- Records provided
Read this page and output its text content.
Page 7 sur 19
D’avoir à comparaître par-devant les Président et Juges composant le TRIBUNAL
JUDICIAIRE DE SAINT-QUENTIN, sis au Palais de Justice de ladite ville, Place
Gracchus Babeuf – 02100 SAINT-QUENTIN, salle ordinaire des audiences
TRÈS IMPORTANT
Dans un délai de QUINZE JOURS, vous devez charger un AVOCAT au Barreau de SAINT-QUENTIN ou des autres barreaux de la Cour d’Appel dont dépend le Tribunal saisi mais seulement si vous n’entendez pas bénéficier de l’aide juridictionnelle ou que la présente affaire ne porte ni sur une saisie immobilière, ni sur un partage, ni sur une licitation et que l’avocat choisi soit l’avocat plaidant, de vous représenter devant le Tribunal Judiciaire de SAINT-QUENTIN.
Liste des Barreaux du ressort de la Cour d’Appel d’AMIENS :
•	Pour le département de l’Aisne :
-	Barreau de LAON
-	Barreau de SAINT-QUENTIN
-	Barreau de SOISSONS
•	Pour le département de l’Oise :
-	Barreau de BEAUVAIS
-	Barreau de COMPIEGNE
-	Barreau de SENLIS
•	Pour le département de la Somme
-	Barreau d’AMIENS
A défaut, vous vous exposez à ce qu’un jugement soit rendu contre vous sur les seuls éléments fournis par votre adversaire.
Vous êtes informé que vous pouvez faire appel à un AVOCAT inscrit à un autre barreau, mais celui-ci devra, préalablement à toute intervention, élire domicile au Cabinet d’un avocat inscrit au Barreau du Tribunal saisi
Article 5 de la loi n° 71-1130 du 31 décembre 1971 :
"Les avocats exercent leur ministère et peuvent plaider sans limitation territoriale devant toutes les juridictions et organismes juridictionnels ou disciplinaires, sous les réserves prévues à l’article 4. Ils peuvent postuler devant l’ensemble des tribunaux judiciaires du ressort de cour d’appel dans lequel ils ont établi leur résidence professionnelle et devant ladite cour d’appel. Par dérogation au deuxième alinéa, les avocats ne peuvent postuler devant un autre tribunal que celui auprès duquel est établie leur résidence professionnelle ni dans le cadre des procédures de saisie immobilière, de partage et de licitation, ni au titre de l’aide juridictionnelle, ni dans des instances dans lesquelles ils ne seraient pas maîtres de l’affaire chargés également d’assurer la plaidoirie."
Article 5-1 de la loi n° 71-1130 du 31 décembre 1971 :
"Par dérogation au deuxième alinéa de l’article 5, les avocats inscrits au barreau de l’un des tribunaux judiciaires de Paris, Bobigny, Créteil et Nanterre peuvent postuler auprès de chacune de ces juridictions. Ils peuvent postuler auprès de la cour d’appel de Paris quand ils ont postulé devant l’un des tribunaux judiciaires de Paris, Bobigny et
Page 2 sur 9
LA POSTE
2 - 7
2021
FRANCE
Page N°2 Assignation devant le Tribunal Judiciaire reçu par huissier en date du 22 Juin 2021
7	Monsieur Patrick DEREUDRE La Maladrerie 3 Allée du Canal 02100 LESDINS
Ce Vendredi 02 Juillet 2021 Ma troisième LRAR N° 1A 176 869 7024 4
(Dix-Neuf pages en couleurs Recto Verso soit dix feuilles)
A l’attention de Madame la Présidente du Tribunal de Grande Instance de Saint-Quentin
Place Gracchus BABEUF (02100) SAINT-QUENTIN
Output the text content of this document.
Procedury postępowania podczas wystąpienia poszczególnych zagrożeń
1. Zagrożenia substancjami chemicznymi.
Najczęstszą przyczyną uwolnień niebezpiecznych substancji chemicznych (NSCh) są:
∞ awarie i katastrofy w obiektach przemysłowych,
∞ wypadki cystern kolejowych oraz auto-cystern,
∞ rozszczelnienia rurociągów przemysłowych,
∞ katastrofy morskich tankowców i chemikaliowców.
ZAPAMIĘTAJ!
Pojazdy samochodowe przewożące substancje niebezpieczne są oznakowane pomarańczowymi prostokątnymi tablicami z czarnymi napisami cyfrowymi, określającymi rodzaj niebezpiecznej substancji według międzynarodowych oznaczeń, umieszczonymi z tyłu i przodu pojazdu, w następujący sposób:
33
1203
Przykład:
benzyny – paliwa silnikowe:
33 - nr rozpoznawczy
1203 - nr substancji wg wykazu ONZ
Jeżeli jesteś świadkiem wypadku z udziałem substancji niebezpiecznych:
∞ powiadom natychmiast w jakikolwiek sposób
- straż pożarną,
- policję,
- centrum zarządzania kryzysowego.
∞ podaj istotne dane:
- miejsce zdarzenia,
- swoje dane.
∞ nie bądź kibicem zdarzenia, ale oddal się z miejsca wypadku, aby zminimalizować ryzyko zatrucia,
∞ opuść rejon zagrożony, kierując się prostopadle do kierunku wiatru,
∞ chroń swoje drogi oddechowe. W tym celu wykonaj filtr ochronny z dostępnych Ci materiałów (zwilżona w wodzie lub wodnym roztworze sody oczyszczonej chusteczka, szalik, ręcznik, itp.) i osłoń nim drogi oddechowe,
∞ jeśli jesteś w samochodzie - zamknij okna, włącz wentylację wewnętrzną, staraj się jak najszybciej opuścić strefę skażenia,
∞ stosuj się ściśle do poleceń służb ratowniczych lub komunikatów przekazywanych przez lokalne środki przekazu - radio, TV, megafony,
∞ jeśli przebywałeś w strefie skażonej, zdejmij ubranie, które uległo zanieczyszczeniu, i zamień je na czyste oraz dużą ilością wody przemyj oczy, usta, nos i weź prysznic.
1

- The exercise
From the listing, copy every line where the string "département" appears.

- Response to the exercise
•	Pour le département de l’Aisne :
•	Pour le département de l’Oise :
•	Pour le département de la Somme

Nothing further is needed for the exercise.